• GIVEN EXERCISE: Express every line of the data below as a Markdown table with the columns No. and Line, numbering each row and leaving out blank lines.

(Coordinate annotation records)
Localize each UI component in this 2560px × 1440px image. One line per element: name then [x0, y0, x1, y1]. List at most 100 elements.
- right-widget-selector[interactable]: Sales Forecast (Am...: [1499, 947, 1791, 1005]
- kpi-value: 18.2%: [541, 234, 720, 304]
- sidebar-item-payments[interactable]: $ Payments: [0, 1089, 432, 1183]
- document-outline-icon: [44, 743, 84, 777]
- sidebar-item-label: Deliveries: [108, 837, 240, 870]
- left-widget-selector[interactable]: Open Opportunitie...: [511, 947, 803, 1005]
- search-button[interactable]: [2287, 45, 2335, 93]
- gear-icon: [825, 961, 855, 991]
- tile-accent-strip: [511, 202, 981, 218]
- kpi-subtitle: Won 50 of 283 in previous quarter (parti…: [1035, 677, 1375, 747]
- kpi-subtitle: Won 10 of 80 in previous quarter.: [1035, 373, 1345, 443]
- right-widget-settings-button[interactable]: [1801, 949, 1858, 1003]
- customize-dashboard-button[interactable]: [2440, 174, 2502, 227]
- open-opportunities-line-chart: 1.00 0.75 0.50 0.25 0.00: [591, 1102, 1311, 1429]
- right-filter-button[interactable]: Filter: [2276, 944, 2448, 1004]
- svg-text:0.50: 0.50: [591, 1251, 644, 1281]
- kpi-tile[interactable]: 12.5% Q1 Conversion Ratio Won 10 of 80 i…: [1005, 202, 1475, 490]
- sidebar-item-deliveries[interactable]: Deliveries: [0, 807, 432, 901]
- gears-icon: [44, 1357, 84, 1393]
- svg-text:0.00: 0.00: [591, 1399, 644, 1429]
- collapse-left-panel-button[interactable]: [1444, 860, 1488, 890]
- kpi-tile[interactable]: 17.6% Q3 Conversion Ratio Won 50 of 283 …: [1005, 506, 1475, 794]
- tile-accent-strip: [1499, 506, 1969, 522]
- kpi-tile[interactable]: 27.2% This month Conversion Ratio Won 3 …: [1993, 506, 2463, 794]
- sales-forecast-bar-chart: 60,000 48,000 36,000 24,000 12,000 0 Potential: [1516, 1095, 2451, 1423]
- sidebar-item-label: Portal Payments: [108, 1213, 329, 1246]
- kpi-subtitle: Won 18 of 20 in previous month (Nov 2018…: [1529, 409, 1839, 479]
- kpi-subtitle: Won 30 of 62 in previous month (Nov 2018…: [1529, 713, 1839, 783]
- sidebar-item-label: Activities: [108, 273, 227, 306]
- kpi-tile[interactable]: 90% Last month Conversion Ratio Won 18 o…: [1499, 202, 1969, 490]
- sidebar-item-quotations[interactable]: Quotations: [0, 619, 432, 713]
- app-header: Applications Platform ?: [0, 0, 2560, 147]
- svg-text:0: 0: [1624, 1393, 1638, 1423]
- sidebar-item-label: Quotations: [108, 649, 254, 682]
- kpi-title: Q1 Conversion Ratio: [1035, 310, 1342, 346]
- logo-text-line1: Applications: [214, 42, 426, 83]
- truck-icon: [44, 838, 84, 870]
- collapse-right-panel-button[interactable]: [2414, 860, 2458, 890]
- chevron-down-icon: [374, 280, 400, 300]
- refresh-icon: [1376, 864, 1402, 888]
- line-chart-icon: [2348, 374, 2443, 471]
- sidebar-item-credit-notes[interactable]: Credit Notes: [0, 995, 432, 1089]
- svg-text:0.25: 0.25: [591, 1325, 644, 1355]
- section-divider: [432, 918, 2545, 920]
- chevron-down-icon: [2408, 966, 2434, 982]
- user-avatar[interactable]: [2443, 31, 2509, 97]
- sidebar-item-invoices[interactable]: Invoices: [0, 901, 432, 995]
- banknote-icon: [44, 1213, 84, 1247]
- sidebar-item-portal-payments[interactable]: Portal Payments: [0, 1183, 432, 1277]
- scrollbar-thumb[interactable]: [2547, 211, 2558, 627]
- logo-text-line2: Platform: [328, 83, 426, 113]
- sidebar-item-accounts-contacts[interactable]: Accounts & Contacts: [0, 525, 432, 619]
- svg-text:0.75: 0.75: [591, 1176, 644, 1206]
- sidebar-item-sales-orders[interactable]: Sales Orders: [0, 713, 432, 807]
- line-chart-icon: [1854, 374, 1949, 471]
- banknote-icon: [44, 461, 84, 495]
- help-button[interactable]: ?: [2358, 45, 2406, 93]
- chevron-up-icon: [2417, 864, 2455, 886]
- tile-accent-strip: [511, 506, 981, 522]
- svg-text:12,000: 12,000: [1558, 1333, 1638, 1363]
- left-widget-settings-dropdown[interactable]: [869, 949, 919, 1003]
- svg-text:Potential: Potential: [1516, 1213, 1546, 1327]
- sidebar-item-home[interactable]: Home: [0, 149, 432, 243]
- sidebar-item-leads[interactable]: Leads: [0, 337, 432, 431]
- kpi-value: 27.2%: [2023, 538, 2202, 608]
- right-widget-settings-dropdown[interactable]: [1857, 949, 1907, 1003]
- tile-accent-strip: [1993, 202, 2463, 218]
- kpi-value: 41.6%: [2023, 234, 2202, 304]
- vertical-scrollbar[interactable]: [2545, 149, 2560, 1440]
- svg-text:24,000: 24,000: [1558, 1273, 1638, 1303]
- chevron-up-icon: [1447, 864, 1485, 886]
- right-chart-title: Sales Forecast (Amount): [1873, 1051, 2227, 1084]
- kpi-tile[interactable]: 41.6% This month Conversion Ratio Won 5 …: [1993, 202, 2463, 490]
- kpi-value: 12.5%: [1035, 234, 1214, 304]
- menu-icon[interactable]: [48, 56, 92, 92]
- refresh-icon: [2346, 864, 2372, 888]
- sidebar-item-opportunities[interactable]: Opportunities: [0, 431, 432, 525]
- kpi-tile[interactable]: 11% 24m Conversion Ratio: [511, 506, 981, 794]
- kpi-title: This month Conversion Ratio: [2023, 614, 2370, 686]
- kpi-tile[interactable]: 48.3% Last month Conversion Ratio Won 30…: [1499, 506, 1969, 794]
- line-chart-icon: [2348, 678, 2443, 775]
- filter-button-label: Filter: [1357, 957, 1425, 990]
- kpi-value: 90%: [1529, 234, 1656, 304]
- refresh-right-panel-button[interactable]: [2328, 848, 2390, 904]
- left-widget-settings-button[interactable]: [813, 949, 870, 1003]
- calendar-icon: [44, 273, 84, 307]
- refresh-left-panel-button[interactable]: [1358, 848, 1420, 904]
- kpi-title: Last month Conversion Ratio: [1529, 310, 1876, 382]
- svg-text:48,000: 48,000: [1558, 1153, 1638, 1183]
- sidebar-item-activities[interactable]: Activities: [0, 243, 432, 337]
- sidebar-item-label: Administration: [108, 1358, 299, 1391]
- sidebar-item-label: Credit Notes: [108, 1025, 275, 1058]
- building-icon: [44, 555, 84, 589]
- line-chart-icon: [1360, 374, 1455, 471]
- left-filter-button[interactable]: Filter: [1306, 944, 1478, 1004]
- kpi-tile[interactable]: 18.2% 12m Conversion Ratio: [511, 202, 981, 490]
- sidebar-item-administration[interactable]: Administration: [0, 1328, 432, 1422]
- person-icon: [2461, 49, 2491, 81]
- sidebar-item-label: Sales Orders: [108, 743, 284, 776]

• RESPONSE BELOW:
| No. | Line |
|---|---|
| 1 | Localize each UI component in this 2560px × 1440px image. One line per element: name then [x0, y0, x1, y1]. List at most 100 elements. |
| 2 | - right-widget-selector[interactable]: Sales Forecast (Am...: [1499, 947, 1791, 1005] |
| 3 | - kpi-value: 18.2%: [541, 234, 720, 304] |
| 4 | - sidebar-item-payments[interactable]: $ Payments: [0, 1089, 432, 1183] |
| 5 | - document-outline-icon: [44, 743, 84, 777] |
| 6 | - sidebar-item-label: Deliveries: [108, 837, 240, 870] |
| 7 | - left-widget-selector[interactable]: Open Opportunitie...: [511, 947, 803, 1005] |
| 8 | - search-button[interactable]: [2287, 45, 2335, 93] |
| 9 | - gear-icon: [825, 961, 855, 991] |
| 10 | - tile-accent-strip: [511, 202, 981, 218] |
| 11 | - kpi-subtitle: Won 50 of 283 in previous quarter (parti…: [1035, 677, 1375, 747] |
| 12 | - kpi-subtitle: Won 10 of 80 in previous quarter.: [1035, 373, 1345, 443] |
| 13 | - right-widget-settings-button[interactable]: [1801, 949, 1858, 1003] |
| 14 | - customize-dashboard-button[interactable]: [2440, 174, 2502, 227] |
| 15 | - open-opportunities-line-chart: 1.00 0.75 0.50 0.25 0.00: [591, 1102, 1311, 1429] |
| 16 | - right-filter-button[interactable]: Filter: [2276, 944, 2448, 1004] |
| 17 | - svg-text:0.50: 0.50: [591, 1251, 644, 1281] |
| 18 | - kpi-tile[interactable]: 12.5% Q1 Conversion Ratio Won 10 of 80 i…: [1005, 202, 1475, 490] |
| 19 | - sidebar-item-deliveries[interactable]: Deliveries: [0, 807, 432, 901] |
| 20 | - gears-icon: [44, 1357, 84, 1393] |
| 21 | - svg-text:0.00: 0.00: [591, 1399, 644, 1429] |
| 22 | - collapse-left-panel-button[interactable]: [1444, 860, 1488, 890] |
| 23 | - kpi-tile[interactable]: 17.6% Q3 Conversion Ratio Won 50 of 283 …: [1005, 506, 1475, 794] |
| 24 | - tile-accent-strip: [1499, 506, 1969, 522] |
| 25 | - kpi-tile[interactable]: 27.2% This month Conversion Ratio Won 3 …: [1993, 506, 2463, 794] |
| 26 | - sales-forecast-bar-chart: 60,000 48,000 36,000 24,000 12,000 0 Potential: [1516, 1095, 2451, 1423] |
| 27 | - sidebar-item-label: Portal Payments: [108, 1213, 329, 1246] |
| 28 | - kpi-subtitle: Won 18 of 20 in previous month (Nov 2018…: [1529, 409, 1839, 479] |
| 29 | - kpi-subtitle: Won 30 of 62 in previous month (Nov 2018…: [1529, 713, 1839, 783] |
| 30 | - sidebar-item-label: Activities: [108, 273, 227, 306] |
| 31 | - kpi-tile[interactable]: 90% Last month Conversion Ratio Won 18 o…: [1499, 202, 1969, 490] |
| 32 | - sidebar-item-quotations[interactable]: Quotations: [0, 619, 432, 713] |
| 33 | - app-header: Applications Platform ?: [0, 0, 2560, 147] |
| 34 | - svg-text:0: 0: [1624, 1393, 1638, 1423] |
| 35 | - sidebar-item-label: Quotations: [108, 649, 254, 682] |
| 36 | - kpi-title: Q1 Conversion Ratio: [1035, 310, 1342, 346] |
| 37 | - logo-text-line1: Applications: [214, 42, 426, 83] |
| 38 | - truck-icon: [44, 838, 84, 870] |
| 39 | - collapse-right-panel-button[interactable]: [2414, 860, 2458, 890] |
| 40 | - chevron-down-icon: [374, 280, 400, 300] |
| 41 | - refresh-icon: [1376, 864, 1402, 888] |
| 42 | - line-chart-icon: [2348, 374, 2443, 471] |
| 43 | - sidebar-item-credit-notes[interactable]: Credit Notes: [0, 995, 432, 1089] |
| 44 | - svg-text:0.25: 0.25: [591, 1325, 644, 1355] |
| 45 | - section-divider: [432, 918, 2545, 920] |
| 46 | - chevron-down-icon: [2408, 966, 2434, 982] |
| 47 | - user-avatar[interactable]: [2443, 31, 2509, 97] |
| 48 | - sidebar-item-invoices[interactable]: Invoices: [0, 901, 432, 995] |
| 49 | - banknote-icon: [44, 1213, 84, 1247] |
| 50 | - sidebar-item-portal-payments[interactable]: Portal Payments: [0, 1183, 432, 1277] |
| 51 | - scrollbar-thumb[interactable]: [2547, 211, 2558, 627] |
| 52 | - logo-text-line2: Platform: [328, 83, 426, 113] |
| 53 | - sidebar-item-accounts-contacts[interactable]: Accounts & Contacts: [0, 525, 432, 619] |
| 54 | - svg-text:0.75: 0.75: [591, 1176, 644, 1206] |
| 55 | - sidebar-item-sales-orders[interactable]: Sales Orders: [0, 713, 432, 807] |
| 56 | - line-chart-icon: [1854, 374, 1949, 471] |
| 57 | - banknote-icon: [44, 461, 84, 495] |
| 58 | - help-button[interactable]: ?: [2358, 45, 2406, 93] |
| 59 | - chevron-up-icon: [2417, 864, 2455, 886] |
| 60 | - tile-accent-strip: [511, 506, 981, 522] |
| 61 | - svg-text:12,000: 12,000: [1558, 1333, 1638, 1363] |
| 62 | - left-widget-settings-dropdown[interactable]: [869, 949, 919, 1003] |
| 63 | - svg-text:Potential: Potential: [1516, 1213, 1546, 1327] |
| 64 | - sidebar-item-home[interactable]: Home: [0, 149, 432, 243] |
| 65 | - sidebar-item-leads[interactable]: Leads: [0, 337, 432, 431] |
| 66 | - kpi-value: 27.2%: [2023, 538, 2202, 608] |
| 67 | - right-widget-settings-dropdown[interactable]: [1857, 949, 1907, 1003] |
| 68 | - tile-accent-strip: [1993, 202, 2463, 218] |
| 69 | - kpi-value: 41.6%: [2023, 234, 2202, 304] |
| 70 | - vertical-scrollbar[interactable]: [2545, 149, 2560, 1440] |
| 71 | - svg-text:24,000: 24,000: [1558, 1273, 1638, 1303] |
| 72 | - chevron-up-icon: [1447, 864, 1485, 886] |
| 73 | - right-chart-title: Sales Forecast (Amount): [1873, 1051, 2227, 1084] |
| 74 | - kpi-tile[interactable]: 41.6% This month Conversion Ratio Won 5 …: [1993, 202, 2463, 490] |
| 75 | - kpi-value: 12.5%: [1035, 234, 1214, 304] |
| 76 | - menu-icon[interactable]: [48, 56, 92, 92] |
| 77 | - refresh-icon: [2346, 864, 2372, 888] |
| 78 | - sidebar-item-opportunities[interactable]: Opportunities: [0, 431, 432, 525] |
| 79 | - kpi-tile[interactable]: 11% 24m Conversion Ratio: [511, 506, 981, 794] |
| 80 | - kpi-title: This month Conversion Ratio: [2023, 614, 2370, 686] |
| 81 | - kpi-tile[interactable]: 48.3% Last month Conversion Ratio Won 30…: [1499, 506, 1969, 794] |
| 82 | - line-chart-icon: [2348, 678, 2443, 775] |
| 83 | - filter-button-label: Filter: [1357, 957, 1425, 990] |
| 84 | - kpi-value: 90%: [1529, 234, 1656, 304] |
| 85 | - refresh-right-panel-button[interactable]: [2328, 848, 2390, 904] |
| 86 | - left-widget-settings-button[interactable]: [813, 949, 870, 1003] |
| 87 | - calendar-icon: [44, 273, 84, 307] |
| 88 | - refresh-left-panel-button[interactable]: [1358, 848, 1420, 904] |
| 89 | - kpi-title: Last month Conversion Ratio: [1529, 310, 1876, 382] |
| 90 | - svg-text:48,000: 48,000: [1558, 1153, 1638, 1183] |
| 91 | - sidebar-item-activities[interactable]: Activities: [0, 243, 432, 337] |
| 92 | - sidebar-item-label: Administration: [108, 1358, 299, 1391] |
| 93 | - sidebar-item-label: Credit Notes: [108, 1025, 275, 1058] |
| 94 | - building-icon: [44, 555, 84, 589] |
| 95 | - line-chart-icon: [1360, 374, 1455, 471] |
| 96 | - left-filter-button[interactable]: Filter: [1306, 944, 1478, 1004] |
| 97 | - kpi-tile[interactable]: 18.2% 12m Conversion Ratio: [511, 202, 981, 490] |
| 98 | - sidebar-item-administration[interactable]: Administration: [0, 1328, 432, 1422] |
| 99 | - person-icon: [2461, 49, 2491, 81] |
| 100 | - sidebar-item-label: Sales Orders: [108, 743, 284, 776] |